_Exercise instructions_.
Check each line of the material below, and copy it if it holds the string "Pastizal".

_Data listing_.

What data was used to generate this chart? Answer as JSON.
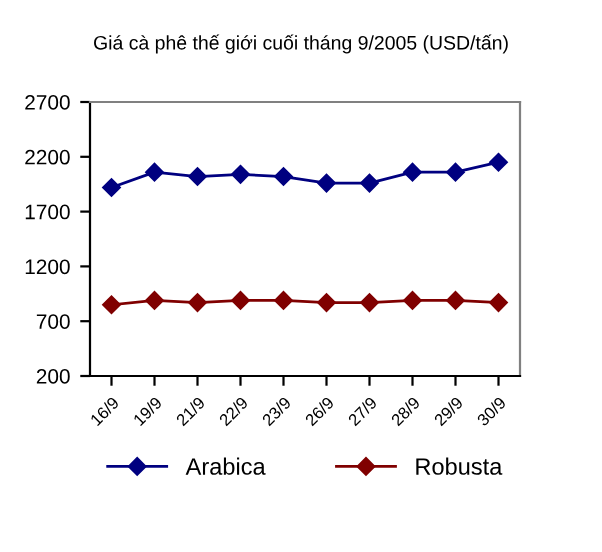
{
  "chart_data": {
    "type": "line",
    "title": "Giá cà phê thế giới cuối tháng 9/2005 (USD/tấn)",
    "categories": [
      "16/9",
      "19/9",
      "21/9",
      "22/9",
      "23/9",
      "26/9",
      "27/9",
      "28/9",
      "29/9",
      "30/9"
    ],
    "series": [
      {
        "name": "Arabica",
        "color": "#000080",
        "values": [
          1920,
          2060,
          2020,
          2040,
          2020,
          1960,
          1960,
          2060,
          2060,
          2150
        ]
      },
      {
        "name": "Robusta",
        "color": "#800000",
        "values": [
          850,
          890,
          870,
          890,
          890,
          870,
          870,
          890,
          890,
          870
        ]
      }
    ],
    "ylim": [
      200,
      2700
    ],
    "yticks": [
      200,
      700,
      1200,
      1700,
      2200,
      2700
    ],
    "grid": false,
    "legend": "bottom",
    "marker": "diamond",
    "line_style": "solid"
  }
}
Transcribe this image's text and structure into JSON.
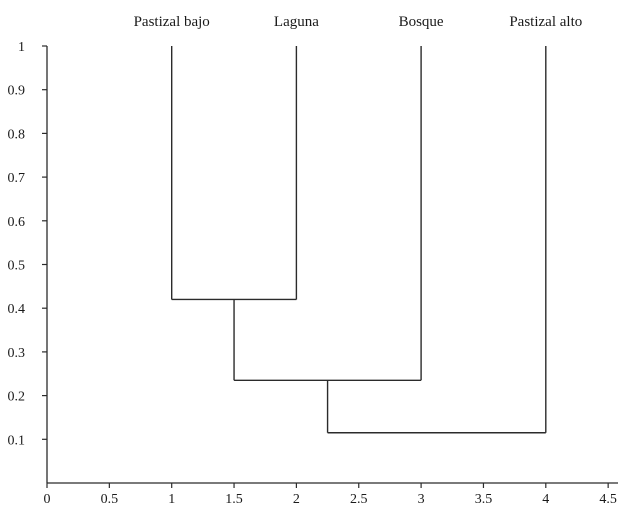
{
  "chart_data": {
    "type": "dendrogram",
    "leaves": [
      {
        "label": "Pastizal bajo",
        "x": 1
      },
      {
        "label": "Laguna",
        "x": 2
      },
      {
        "label": "Bosque",
        "x": 3
      },
      {
        "label": "Pastizal alto",
        "x": 4
      }
    ],
    "merges": [
      {
        "left": "Pastizal bajo",
        "right": "Laguna",
        "height": 0.42,
        "center": 1.5
      },
      {
        "left": "Pastizal bajo + Laguna",
        "right": "Bosque",
        "height": 0.235,
        "center": 2.25
      },
      {
        "left": "Pastizal bajo + Laguna + Bosque",
        "right": "Pastizal alto",
        "height": 0.115,
        "center": 3.125
      }
    ],
    "x_ticks": [
      "0",
      "0.5",
      "1",
      "1.5",
      "2",
      "2.5",
      "3",
      "3.5",
      "4",
      "4.5"
    ],
    "y_ticks": [
      "1",
      "0.9",
      "0.8",
      "0.7",
      "0.6",
      "0.5",
      "0.4",
      "0.3",
      "0.2",
      "0.1"
    ],
    "xlim": [
      0,
      4.5
    ],
    "ylim": [
      0,
      1
    ],
    "grid": false,
    "line_color": "#2b2b2b",
    "title": "",
    "xlabel": "",
    "ylabel": ""
  }
}
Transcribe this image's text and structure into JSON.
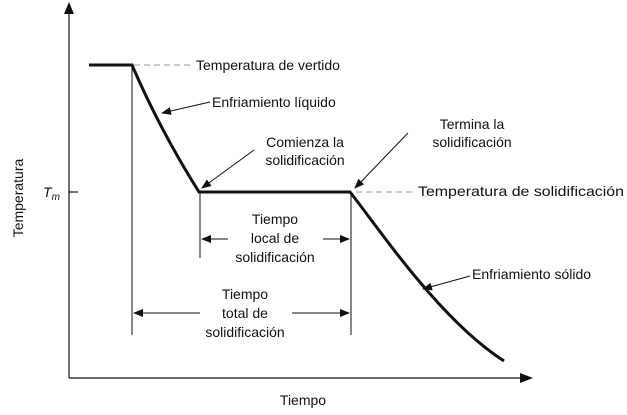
{
  "axes": {
    "x_label": "Tiempo",
    "y_label": "Temperatura",
    "y_tick_label": "T",
    "y_tick_subscript": "m"
  },
  "labels": {
    "pouring_temperature": "Temperatura de vertido",
    "liquid_cooling": "Enfriamiento líquido",
    "solidification_starts_line1": "Comienza la",
    "solidification_starts_line2": "solidificación",
    "solidification_ends_line1": "Termina la",
    "solidification_ends_line2": "solidificación",
    "solidification_temperature": "Temperatura de solidificación",
    "local_time_line1": "Tiempo",
    "local_time_line2": "local de",
    "local_time_line3": "solidificación",
    "total_time_line1": "Tiempo",
    "total_time_line2": "total de",
    "total_time_line3": "solidificación",
    "solid_cooling": "Enfriamiento sólido"
  },
  "colors": {
    "ink": "#111111",
    "guide": "#999999",
    "background": "#ffffff"
  }
}
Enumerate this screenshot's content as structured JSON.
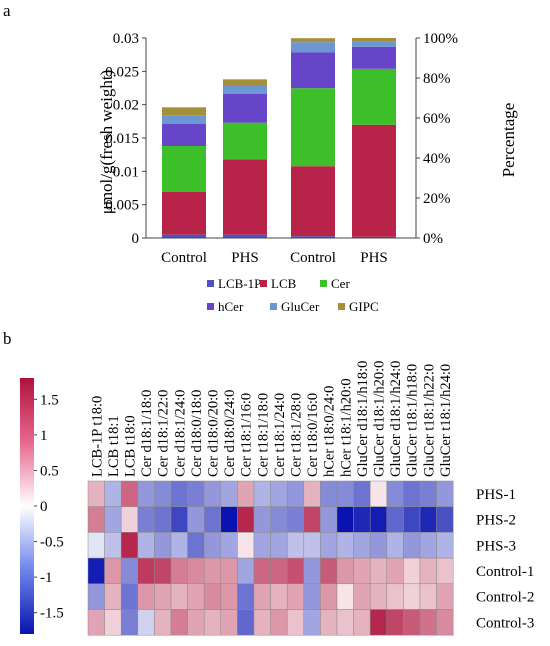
{
  "panel_labels": [
    "a",
    "b"
  ],
  "chart_data": [
    {
      "type": "bar",
      "stacked": true,
      "categories": [
        "Control",
        "PHS",
        "Control",
        "PHS"
      ],
      "ylabel": "μmol/g(fresh weight)",
      "ylabel_right": "Percentage",
      "ylim": [
        0,
        0.03
      ],
      "yticks": [
        "0",
        "0.005",
        "0.01",
        "0.015",
        "0.02",
        "0.025",
        "0.03"
      ],
      "yticks_right": [
        "0%",
        "20%",
        "40%",
        "60%",
        "80%",
        "100%"
      ],
      "axis_scale": {
        "left": "absolute (first pair)",
        "right": "percentage (second pair)"
      },
      "legend_position": "bottom",
      "series": [
        {
          "name": "LCB-1P",
          "color": "#4a52c4",
          "values": [
            0.0005,
            0.0005,
            0.9,
            0.6
          ]
        },
        {
          "name": "LCB",
          "color": "#b8234a",
          "values": [
            0.0064,
            0.0113,
            35.0,
            56.0
          ]
        },
        {
          "name": "Cer",
          "color": "#3dbf2a",
          "values": [
            0.0069,
            0.0055,
            39.0,
            28.0
          ]
        },
        {
          "name": "hCer",
          "color": "#6645c8",
          "values": [
            0.0033,
            0.0043,
            18.0,
            11.0
          ]
        },
        {
          "name": "GluCer",
          "color": "#6c96d4",
          "values": [
            0.0013,
            0.0012,
            5.0,
            2.5
          ]
        },
        {
          "name": "GIPC",
          "color": "#a58f3b",
          "values": [
            0.0012,
            0.001,
            2.0,
            1.9
          ]
        }
      ],
      "notes": "First two bars read on left axis; last two bars read on right (percentage) axis."
    },
    {
      "type": "heatmap",
      "columns": [
        "LCB-1P t18:0",
        "LCB t18:1",
        "LCB t18:0",
        "Cer d18:1/18:0",
        "Cer d18:1/22:0",
        "Cer d18:1/24:0",
        "Cer d18:0/18:0",
        "Cer d18:0/20:0",
        "Cer d18:0/24:0",
        "Cer t18:1/16:0",
        "Cer t18:1/18:0",
        "Cer t18:1/24:0",
        "Cer t18:1/28:0",
        "Cer t18:0/16:0",
        "hCer t18:0/24:0",
        "hCer t18:1/h20:0",
        "GluCer d18:1/h18:0",
        "GluCer d18:1/h20:0",
        "GluCer d18:1/h24:0",
        "GluCer t18:1/h18:0",
        "GluCer t18:1/h22:0",
        "GluCer t18:1/h24:0"
      ],
      "rows": [
        "PHS-1",
        "PHS-2",
        "PHS-3",
        "Control-1",
        "Control-2",
        "Control-3"
      ],
      "values": [
        [
          0.4,
          -0.4,
          1.0,
          -0.6,
          -0.7,
          -0.9,
          -0.8,
          -0.6,
          -0.5,
          0.5,
          -0.4,
          -0.5,
          -0.6,
          0.4,
          -0.7,
          -0.7,
          -0.9,
          0.1,
          -0.7,
          -0.9,
          -0.8,
          -0.6
        ],
        [
          0.8,
          -0.5,
          0.2,
          -0.8,
          -0.9,
          -1.3,
          -0.6,
          -0.9,
          -1.9,
          1.6,
          -0.6,
          -0.7,
          -0.8,
          1.3,
          -0.6,
          -1.9,
          -1.6,
          -1.7,
          -1.0,
          -1.3,
          -1.6,
          -1.2
        ],
        [
          -0.1,
          -0.3,
          1.6,
          -0.4,
          -0.6,
          -0.4,
          -0.9,
          -0.6,
          -0.5,
          0.1,
          -0.5,
          -0.5,
          -0.3,
          -0.3,
          -0.5,
          -0.4,
          -0.5,
          -0.6,
          -0.4,
          -0.6,
          -0.5,
          -0.4
        ],
        [
          -1.7,
          0.6,
          -0.7,
          1.4,
          1.3,
          0.8,
          0.7,
          0.6,
          0.6,
          -0.5,
          1.0,
          1.0,
          1.2,
          -0.6,
          1.1,
          0.6,
          0.5,
          0.4,
          0.5,
          0.2,
          0.4,
          0.3
        ],
        [
          -0.6,
          0.4,
          -0.9,
          0.6,
          0.5,
          0.4,
          0.5,
          0.7,
          0.6,
          -0.9,
          0.5,
          0.4,
          0.5,
          -0.6,
          0.6,
          0.1,
          0.5,
          0.4,
          0.3,
          0.2,
          0.3,
          0.5
        ],
        [
          0.5,
          0.2,
          -0.8,
          -0.2,
          0.4,
          0.8,
          0.5,
          0.4,
          0.5,
          -1.0,
          0.4,
          0.6,
          0.3,
          -0.5,
          0.4,
          0.3,
          0.4,
          1.6,
          1.3,
          1.1,
          0.9,
          0.7
        ]
      ],
      "colorbar": {
        "ticks": [
          "1.5",
          "1",
          "0.5",
          "0",
          "-0.5",
          "-1",
          "-1.5"
        ],
        "range": [
          -1.8,
          1.8
        ],
        "colors": {
          "low": "#0a13b0",
          "mid": "#ffffff",
          "high": "#b0123c"
        }
      }
    }
  ]
}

_Written solution_.
        "label": "Pastizal bajo",
        "label": "Pastizal alto",
        "left": "Pastizal bajo",
        "left": "Pastizal bajo + Laguna",
        "left": "Pastizal bajo + Laguna + Bosque",
        "right": "Pastizal alto",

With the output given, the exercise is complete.